GIVEN INSTRUCTION = Restate the material word for word and leave out anything that is a picture.

RECORDS FOR PROCESSING =

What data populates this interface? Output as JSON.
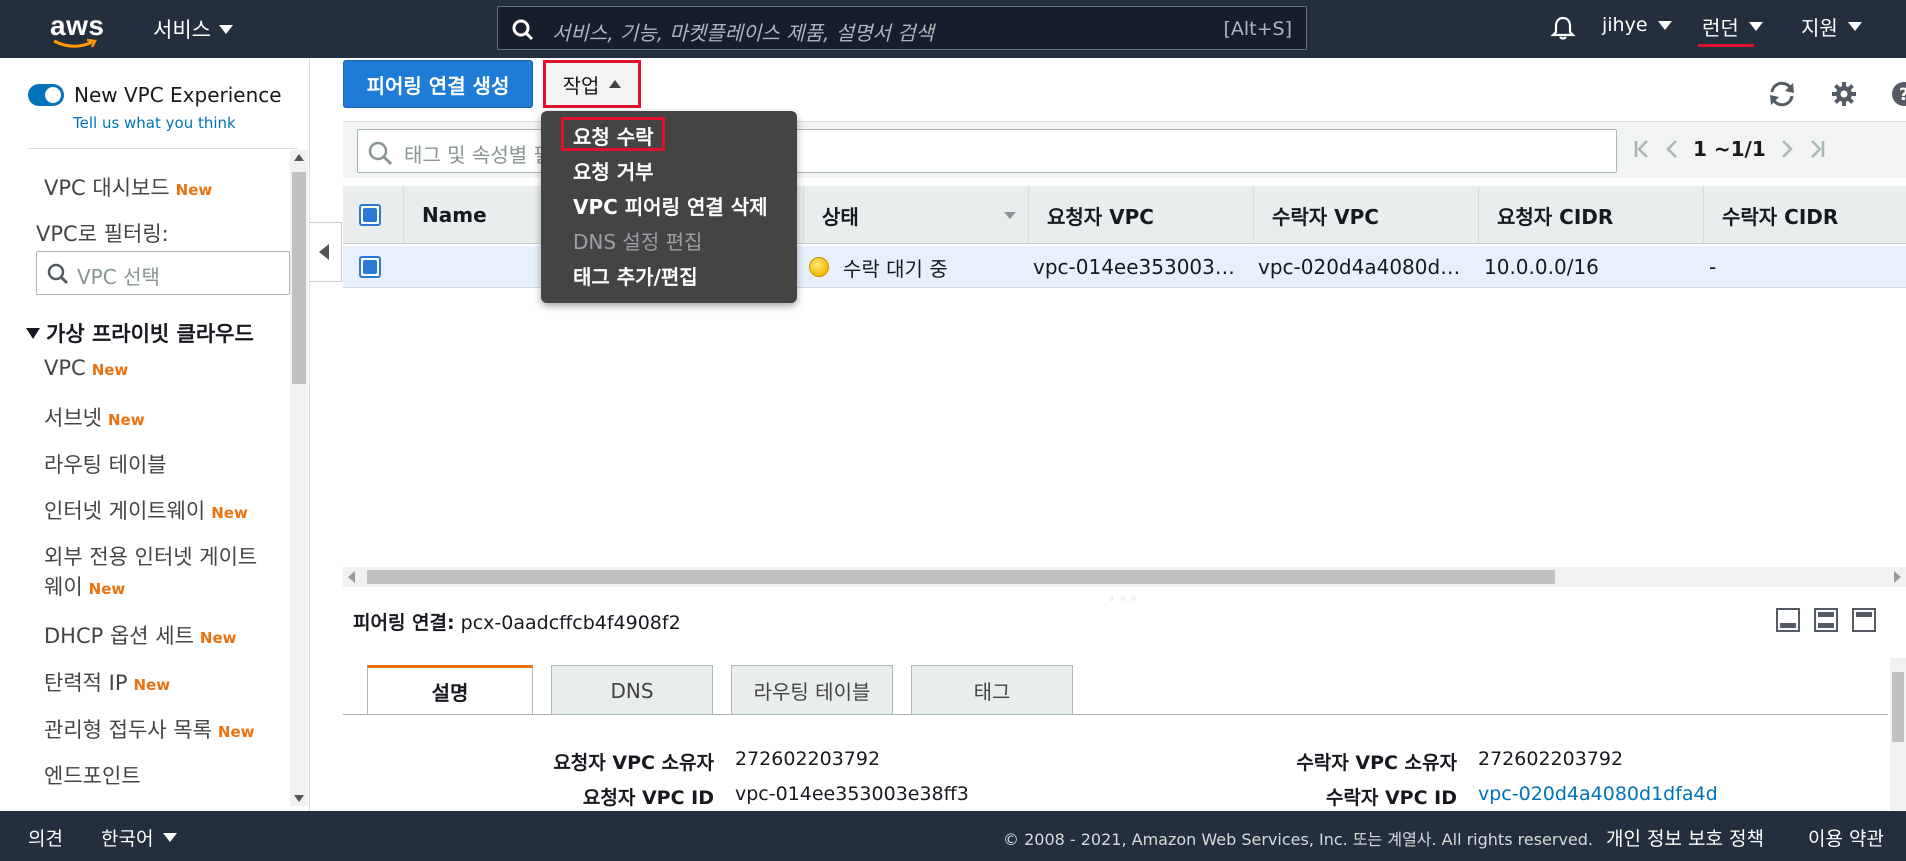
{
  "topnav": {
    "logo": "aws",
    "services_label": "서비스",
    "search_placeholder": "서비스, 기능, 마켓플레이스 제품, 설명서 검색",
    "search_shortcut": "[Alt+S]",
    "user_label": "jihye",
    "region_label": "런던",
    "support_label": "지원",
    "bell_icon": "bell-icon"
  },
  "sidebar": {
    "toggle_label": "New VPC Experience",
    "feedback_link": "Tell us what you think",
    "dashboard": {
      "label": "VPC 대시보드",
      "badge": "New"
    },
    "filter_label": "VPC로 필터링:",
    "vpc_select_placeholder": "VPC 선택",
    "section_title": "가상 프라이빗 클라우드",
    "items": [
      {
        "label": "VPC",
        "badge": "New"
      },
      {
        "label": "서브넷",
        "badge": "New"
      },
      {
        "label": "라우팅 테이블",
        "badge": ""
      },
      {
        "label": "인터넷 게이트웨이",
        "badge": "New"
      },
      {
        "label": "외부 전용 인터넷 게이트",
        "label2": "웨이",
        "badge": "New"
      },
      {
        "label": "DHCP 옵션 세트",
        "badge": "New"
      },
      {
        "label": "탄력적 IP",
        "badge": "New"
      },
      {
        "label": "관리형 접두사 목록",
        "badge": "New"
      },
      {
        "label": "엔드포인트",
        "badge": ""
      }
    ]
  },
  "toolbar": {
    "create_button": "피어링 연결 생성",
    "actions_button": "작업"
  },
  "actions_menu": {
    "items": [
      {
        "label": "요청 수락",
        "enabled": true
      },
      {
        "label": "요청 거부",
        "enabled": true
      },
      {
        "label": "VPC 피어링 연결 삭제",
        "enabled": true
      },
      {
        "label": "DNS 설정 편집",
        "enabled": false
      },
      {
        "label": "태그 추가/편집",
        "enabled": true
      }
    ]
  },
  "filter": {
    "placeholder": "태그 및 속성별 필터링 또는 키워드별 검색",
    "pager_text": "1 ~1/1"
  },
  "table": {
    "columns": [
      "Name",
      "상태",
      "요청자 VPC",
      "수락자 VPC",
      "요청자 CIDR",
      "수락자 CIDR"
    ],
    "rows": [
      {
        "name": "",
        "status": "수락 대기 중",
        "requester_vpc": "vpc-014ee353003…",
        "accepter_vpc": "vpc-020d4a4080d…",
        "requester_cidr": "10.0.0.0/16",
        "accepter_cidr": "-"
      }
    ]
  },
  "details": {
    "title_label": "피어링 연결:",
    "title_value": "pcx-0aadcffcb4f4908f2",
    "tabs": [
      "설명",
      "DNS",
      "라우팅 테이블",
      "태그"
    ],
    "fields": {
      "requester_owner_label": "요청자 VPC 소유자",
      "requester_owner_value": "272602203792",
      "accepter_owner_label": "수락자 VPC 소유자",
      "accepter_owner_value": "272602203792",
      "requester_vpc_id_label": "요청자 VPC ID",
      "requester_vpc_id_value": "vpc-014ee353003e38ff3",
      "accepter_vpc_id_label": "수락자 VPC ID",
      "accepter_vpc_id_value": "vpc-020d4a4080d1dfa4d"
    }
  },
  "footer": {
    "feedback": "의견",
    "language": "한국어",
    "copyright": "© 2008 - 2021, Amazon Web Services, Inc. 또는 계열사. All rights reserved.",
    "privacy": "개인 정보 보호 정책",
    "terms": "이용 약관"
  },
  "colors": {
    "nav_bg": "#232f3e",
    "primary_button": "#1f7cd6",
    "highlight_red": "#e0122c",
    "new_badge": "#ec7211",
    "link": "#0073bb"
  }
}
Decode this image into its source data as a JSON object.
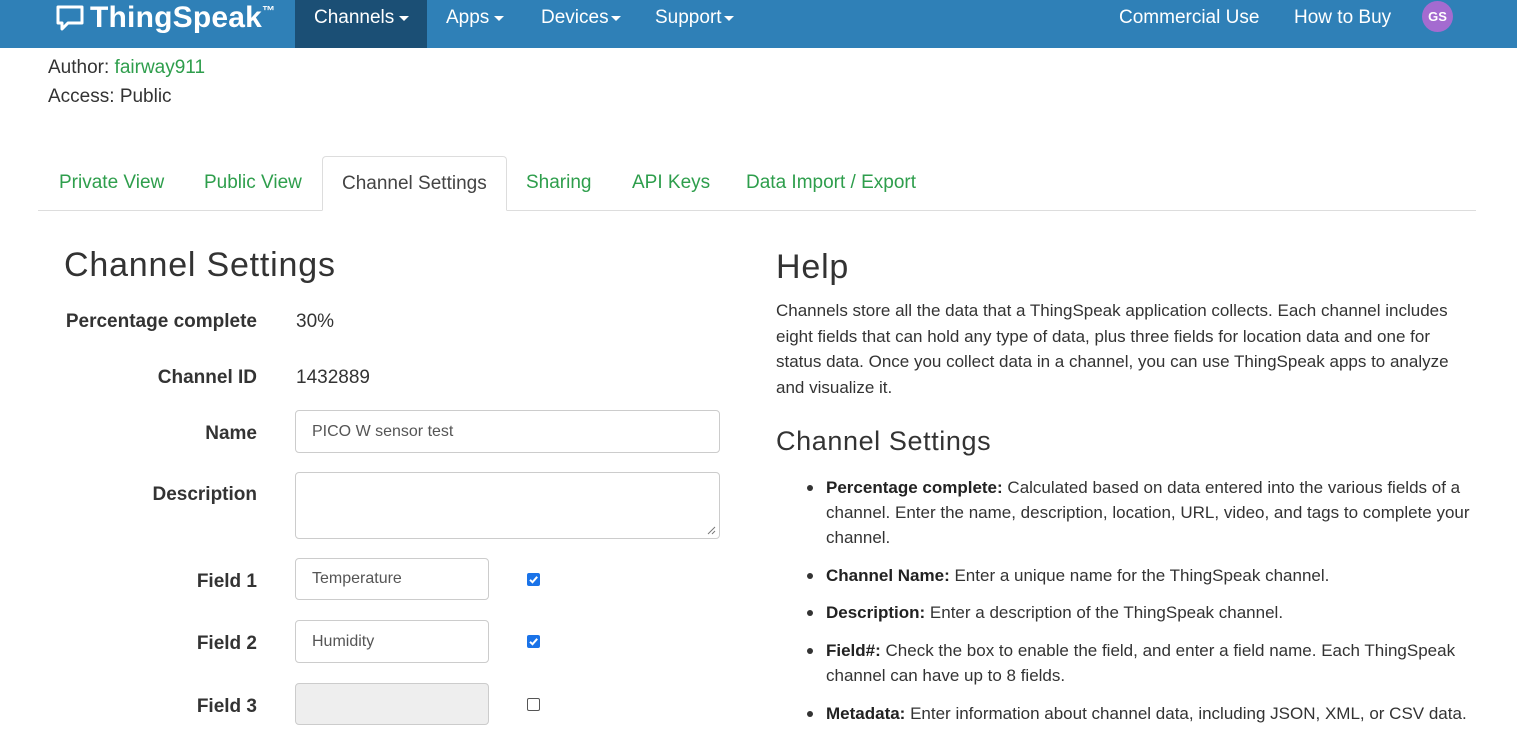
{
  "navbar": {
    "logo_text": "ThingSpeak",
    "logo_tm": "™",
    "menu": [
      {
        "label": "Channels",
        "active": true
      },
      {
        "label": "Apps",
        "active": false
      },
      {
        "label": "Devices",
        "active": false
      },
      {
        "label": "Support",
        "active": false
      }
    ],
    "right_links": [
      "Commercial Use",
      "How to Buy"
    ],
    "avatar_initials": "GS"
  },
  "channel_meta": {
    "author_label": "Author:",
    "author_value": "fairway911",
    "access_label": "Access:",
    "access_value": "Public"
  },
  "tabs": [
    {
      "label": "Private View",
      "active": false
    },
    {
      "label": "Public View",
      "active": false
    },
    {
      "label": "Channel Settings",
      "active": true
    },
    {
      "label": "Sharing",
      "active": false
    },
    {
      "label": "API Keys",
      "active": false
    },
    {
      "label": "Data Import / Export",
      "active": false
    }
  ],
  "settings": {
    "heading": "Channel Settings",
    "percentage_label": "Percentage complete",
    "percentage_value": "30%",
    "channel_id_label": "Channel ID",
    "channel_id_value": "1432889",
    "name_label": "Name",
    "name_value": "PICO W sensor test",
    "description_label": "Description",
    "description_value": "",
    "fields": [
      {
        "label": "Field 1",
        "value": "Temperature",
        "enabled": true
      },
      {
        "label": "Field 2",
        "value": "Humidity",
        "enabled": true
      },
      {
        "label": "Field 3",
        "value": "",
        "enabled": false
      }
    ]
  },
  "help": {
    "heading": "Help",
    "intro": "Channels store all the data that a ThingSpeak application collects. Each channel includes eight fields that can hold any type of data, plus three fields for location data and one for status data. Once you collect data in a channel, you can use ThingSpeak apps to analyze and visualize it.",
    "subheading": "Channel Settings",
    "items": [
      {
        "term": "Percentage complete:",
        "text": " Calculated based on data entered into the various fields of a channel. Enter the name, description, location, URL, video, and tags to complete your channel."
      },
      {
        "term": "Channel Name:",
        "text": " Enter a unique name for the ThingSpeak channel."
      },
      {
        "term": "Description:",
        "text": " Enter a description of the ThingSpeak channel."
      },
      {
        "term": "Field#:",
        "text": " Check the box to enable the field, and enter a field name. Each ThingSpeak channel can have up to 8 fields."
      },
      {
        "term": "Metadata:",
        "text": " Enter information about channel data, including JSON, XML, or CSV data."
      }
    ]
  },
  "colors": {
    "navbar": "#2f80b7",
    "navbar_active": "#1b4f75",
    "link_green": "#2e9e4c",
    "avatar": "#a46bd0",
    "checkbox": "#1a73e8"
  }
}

FULL RESPONSE =
What data populates this interface? Output as JSON.
{
  "topnav": {
    "logo": "aws",
    "services_label": "서비스",
    "search_placeholder": "서비스, 기능, 마켓플레이스 제품, 설명서 검색",
    "search_shortcut": "[Alt+S]",
    "user_label": "jihye",
    "region_label": "런던",
    "support_label": "지원",
    "bell_icon": "bell-icon"
  },
  "sidebar": {
    "toggle_label": "New VPC Experience",
    "feedback_link": "Tell us what you think",
    "dashboard": {
      "label": "VPC 대시보드",
      "badge": "New"
    },
    "filter_label": "VPC로 필터링:",
    "vpc_select_placeholder": "VPC 선택",
    "section_title": "가상 프라이빗 클라우드",
    "items": [
      {
        "label": "VPC",
        "badge": "New"
      },
      {
        "label": "서브넷",
        "badge": "New"
      },
      {
        "label": "라우팅 테이블",
        "badge": ""
      },
      {
        "label": "인터넷 게이트웨이",
        "badge": "New"
      },
      {
        "label": "외부 전용 인터넷 게이트",
        "label2": "웨이",
        "badge": "New"
      },
      {
        "label": "DHCP 옵션 세트",
        "badge": "New"
      },
      {
        "label": "탄력적 IP",
        "badge": "New"
      },
      {
        "label": "관리형 접두사 목록",
        "badge": "New"
      },
      {
        "label": "엔드포인트",
        "badge": ""
      }
    ]
  },
  "toolbar": {
    "create_button": "피어링 연결 생성",
    "actions_button": "작업"
  },
  "actions_menu": {
    "items": [
      {
        "label": "요청 수락",
        "enabled": true
      },
      {
        "label": "요청 거부",
        "enabled": true
      },
      {
        "label": "VPC 피어링 연결 삭제",
        "enabled": true
      },
      {
        "label": "DNS 설정 편집",
        "enabled": false
      },
      {
        "label": "태그 추가/편집",
        "enabled": true
      }
    ]
  },
  "filter": {
    "placeholder": "태그 및 속성별 필터링 또는 키워드별 검색",
    "pager_text": "1 ~1/1"
  },
  "table": {
    "columns": [
      "Name",
      "상태",
      "요청자 VPC",
      "수락자 VPC",
      "요청자 CIDR",
      "수락자 CIDR"
    ],
    "rows": [
      {
        "name": "",
        "status": "수락 대기 중",
        "requester_vpc": "vpc-014ee353003…",
        "accepter_vpc": "vpc-020d4a4080d…",
        "requester_cidr": "10.0.0.0/16",
        "accepter_cidr": "-"
      }
    ]
  },
  "details": {
    "title_label": "피어링 연결:",
    "title_value": "pcx-0aadcffcb4f4908f2",
    "tabs": [
      "설명",
      "DNS",
      "라우팅 테이블",
      "태그"
    ],
    "fields": {
      "requester_owner_label": "요청자 VPC 소유자",
      "requester_owner_value": "272602203792",
      "accepter_owner_label": "수락자 VPC 소유자",
      "accepter_owner_value": "272602203792",
      "requester_vpc_id_label": "요청자 VPC ID",
      "requester_vpc_id_value": "vpc-014ee353003e38ff3",
      "accepter_vpc_id_label": "수락자 VPC ID",
      "accepter_vpc_id_value": "vpc-020d4a4080d1dfa4d"
    }
  },
  "footer": {
    "feedback": "의견",
    "language": "한국어",
    "copyright": "© 2008 - 2021, Amazon Web Services, Inc. 또는 계열사. All rights reserved.",
    "privacy": "개인 정보 보호 정책",
    "terms": "이용 약관"
  },
  "colors": {
    "nav_bg": "#232f3e",
    "primary_button": "#1f7cd6",
    "highlight_red": "#e0122c",
    "new_badge": "#ec7211",
    "link": "#0073bb"
  }
}
Decode this image into its source data as a JSON object.
{
  "navbar": {
    "logo_text": "ThingSpeak",
    "logo_tm": "™",
    "menu": [
      {
        "label": "Channels",
        "active": true
      },
      {
        "label": "Apps",
        "active": false
      },
      {
        "label": "Devices",
        "active": false
      },
      {
        "label": "Support",
        "active": false
      }
    ],
    "right_links": [
      "Commercial Use",
      "How to Buy"
    ],
    "avatar_initials": "GS"
  },
  "channel_meta": {
    "author_label": "Author:",
    "author_value": "fairway911",
    "access_label": "Access:",
    "access_value": "Public"
  },
  "tabs": [
    {
      "label": "Private View",
      "active": false
    },
    {
      "label": "Public View",
      "active": false
    },
    {
      "label": "Channel Settings",
      "active": true
    },
    {
      "label": "Sharing",
      "active": false
    },
    {
      "label": "API Keys",
      "active": false
    },
    {
      "label": "Data Import / Export",
      "active": false
    }
  ],
  "settings": {
    "heading": "Channel Settings",
    "percentage_label": "Percentage complete",
    "percentage_value": "30%",
    "channel_id_label": "Channel ID",
    "channel_id_value": "1432889",
    "name_label": "Name",
    "name_value": "PICO W sensor test",
    "description_label": "Description",
    "description_value": "",
    "fields": [
      {
        "label": "Field 1",
        "value": "Temperature",
        "enabled": true
      },
      {
        "label": "Field 2",
        "value": "Humidity",
        "enabled": true
      },
      {
        "label": "Field 3",
        "value": "",
        "enabled": false
      }
    ]
  },
  "help": {
    "heading": "Help",
    "intro": "Channels store all the data that a ThingSpeak application collects. Each channel includes eight fields that can hold any type of data, plus three fields for location data and one for status data. Once you collect data in a channel, you can use ThingSpeak apps to analyze and visualize it.",
    "subheading": "Channel Settings",
    "items": [
      {
        "term": "Percentage complete:",
        "text": " Calculated based on data entered into the various fields of a channel. Enter the name, description, location, URL, video, and tags to complete your channel."
      },
      {
        "term": "Channel Name:",
        "text": " Enter a unique name for the ThingSpeak channel."
      },
      {
        "term": "Description:",
        "text": " Enter a description of the ThingSpeak channel."
      },
      {
        "term": "Field#:",
        "text": " Check the box to enable the field, and enter a field name. Each ThingSpeak channel can have up to 8 fields."
      },
      {
        "term": "Metadata:",
        "text": " Enter information about channel data, including JSON, XML, or CSV data."
      }
    ]
  },
  "colors": {
    "navbar": "#2f80b7",
    "navbar_active": "#1b4f75",
    "link_green": "#2e9e4c",
    "avatar": "#a46bd0",
    "checkbox": "#1a73e8"
  }
}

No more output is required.